→ **SOURCE DOCUMENT**:
------

Asset retirement obligations represent legal obligations associated with the retirement of a tangible long-lived asset. The Companys asset retirement
obligations are primarily associated with leasehold improvements that we are contractually obligated to remove at the end of a lease to comply with the lease
agreement. When such an obligation exists, the Company recognizes an asset retirement obligation at the inception of a lease at its estimated fair value. The
asset retirement obligation is recorded in current liabilities or non-current liabilities (based on the expected timing of payment of the related costs) and is
subsequently adjusted for any changes in estimates. The associated estimated asset retirement costs are capitalized as part of the carrying amount of the long-
lived asset and depreciated over its useful life. As of the end of fiscal 2014 and fiscal 2013, the Company had asset retirement obligations of $18,351 and
$16,497, respectively, primarily classified within other non-current liabilities in the Company's consolidated balance sheets.

Goodwill and certain other intangible assets deemed to have indefinite useful lives are not amortized, but are assessed for impairment at least annually.
The Company has no finite-lived intangible assets.
The Company uses a quantitative goodwill impairment test, which is a two-step process. The first step is to identify the existence of potential impairment
by comparing the fair value of each reporting unit with its carrying value, including goodwill. If the fair value of a reporting unit exceeds its carrying value,
the reporting unit's goodwill is considered not to be impaired and performance of the second step of the quantitative goodwill impairment test is unnecessary.

------

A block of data
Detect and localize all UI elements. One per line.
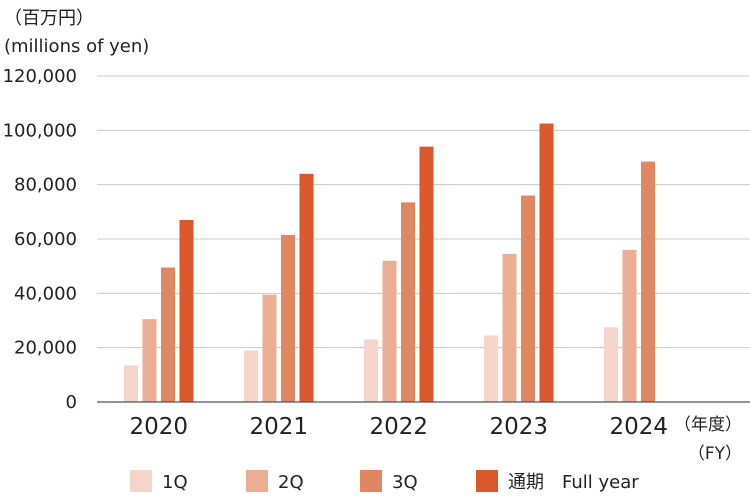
y-tick-label: 20,000 bbox=[14, 338, 77, 359]
y-tick-label: 120,000 bbox=[3, 66, 77, 87]
bar-2020-1Q bbox=[124, 365, 138, 402]
y-tick-label: 0 bbox=[66, 392, 77, 413]
y-unit-label-jp: （百万円） bbox=[4, 8, 94, 29]
bar-2021-3Q bbox=[281, 234, 295, 402]
bar-2022-1Q bbox=[364, 339, 378, 402]
x-tick-label: 2020 bbox=[129, 414, 188, 440]
bar-2022-通期 bbox=[419, 146, 434, 402]
bar-2021-1Q bbox=[244, 350, 258, 402]
bar-2020-通期 bbox=[179, 219, 194, 402]
bar-2021-通期 bbox=[299, 173, 314, 402]
legend-label: 1Q bbox=[162, 472, 188, 493]
bar-2023-2Q bbox=[502, 253, 517, 402]
x-tick-label: 2023 bbox=[489, 414, 548, 440]
bar-2023-通期 bbox=[539, 123, 554, 403]
legend-swatch bbox=[130, 470, 152, 492]
legend-label: 3Q bbox=[392, 472, 418, 493]
legend-swatch bbox=[246, 470, 268, 492]
y-tick-label: 100,000 bbox=[3, 120, 77, 141]
y-unit-label-en: (millions of yen) bbox=[4, 36, 149, 57]
bar-2022-3Q bbox=[401, 202, 415, 402]
bar-2021-2Q bbox=[262, 294, 277, 402]
bar-2020-3Q bbox=[161, 267, 175, 402]
y-tick-labels: 0 20,000 40,000 60,000 80,000 100,000 120,000 bbox=[3, 66, 77, 413]
bar-2022-2Q bbox=[382, 260, 397, 402]
bar-2023-3Q bbox=[521, 195, 535, 402]
bar-2024-2Q bbox=[622, 249, 637, 402]
legend-label: 2Q bbox=[278, 472, 304, 493]
legend: 1Q 2Q 3Q 通期 Full year bbox=[130, 470, 639, 493]
bar-2024-3Q bbox=[641, 161, 655, 402]
y-tick-label: 80,000 bbox=[14, 175, 77, 196]
bar-2020-2Q bbox=[142, 319, 157, 402]
y-tick-label: 40,000 bbox=[14, 283, 77, 304]
x-tick-label: 2021 bbox=[249, 414, 308, 440]
bars bbox=[124, 123, 655, 403]
x-tick-label: 2022 bbox=[369, 414, 428, 440]
bar-2023-1Q bbox=[484, 335, 498, 402]
legend-label: 通期 Full year bbox=[508, 472, 639, 493]
y-tick-label: 60,000 bbox=[14, 229, 77, 250]
bar-2024-1Q bbox=[604, 327, 618, 402]
x-tick-label: 2024 bbox=[609, 414, 668, 440]
x-axis-label-jp: （年度） bbox=[674, 415, 742, 435]
legend-swatch bbox=[360, 470, 382, 492]
legend-swatch bbox=[476, 470, 498, 492]
x-axis-label-en: （FY） bbox=[688, 444, 742, 464]
x-tick-labels: 2020 2021 2022 2023 2024 bbox=[129, 414, 668, 440]
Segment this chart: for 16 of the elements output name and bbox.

------

→ **REQUIRED WORK**:
(A) Print the passage of the accounting text starting with "The Company has" and going on through "test is unnecessary.".
(B) According to the accounting text, when does the Company skip the second step of its goodwill impairment test, and why? Please answer in one to three sentences.
(C) What amount of asset retirement obligations did the Company have as of the end of fiscal 2014, according to the accounting text?

→ **RESULTS IN ORDER**:
(A)
The Company has no finite-lived intangible assets.
The Company uses a quantitative goodwill impairment test, which is a two-step process. The first step is to identify the existence of potential impairment
by comparing the fair value of each reporting unit with its carrying value, including goodwill. If the fair value of a reporting unit exceeds its carrying value,
the reporting unit's goodwill is considered not to be impaired and performance of the second step of the quantitative goodwill impairment test is unnecessary.

(B) The Company skips the second step when a reporting unit's fair value exceeds its carrying value, including goodwill. In that case the unit's goodwill is considered not to be impaired, so the second step is unnecessary.

(C) $18,351